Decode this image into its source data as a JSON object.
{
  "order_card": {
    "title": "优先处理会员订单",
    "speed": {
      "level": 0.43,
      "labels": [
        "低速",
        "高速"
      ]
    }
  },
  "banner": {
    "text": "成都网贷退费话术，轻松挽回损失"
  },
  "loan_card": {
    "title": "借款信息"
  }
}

◆ ◆ ◆ ◆ ◆ ◆ ◆

# EXERCISE AIM:
Provide all the records again, word for word.

# THE SOLUTION:
Decode this image into its source data as a JSON object.
{
  "order_card": {
    "title": "优先处理会员订单",
    "speed": {
      "level": 0.43,
      "labels": [
        "低速",
        "高速"
      ]
    }
  },
  "banner": {
    "text": "成都网贷退费话术，轻松挽回损失"
  },
  "loan_card": {
    "title": "借款信息"
  }
}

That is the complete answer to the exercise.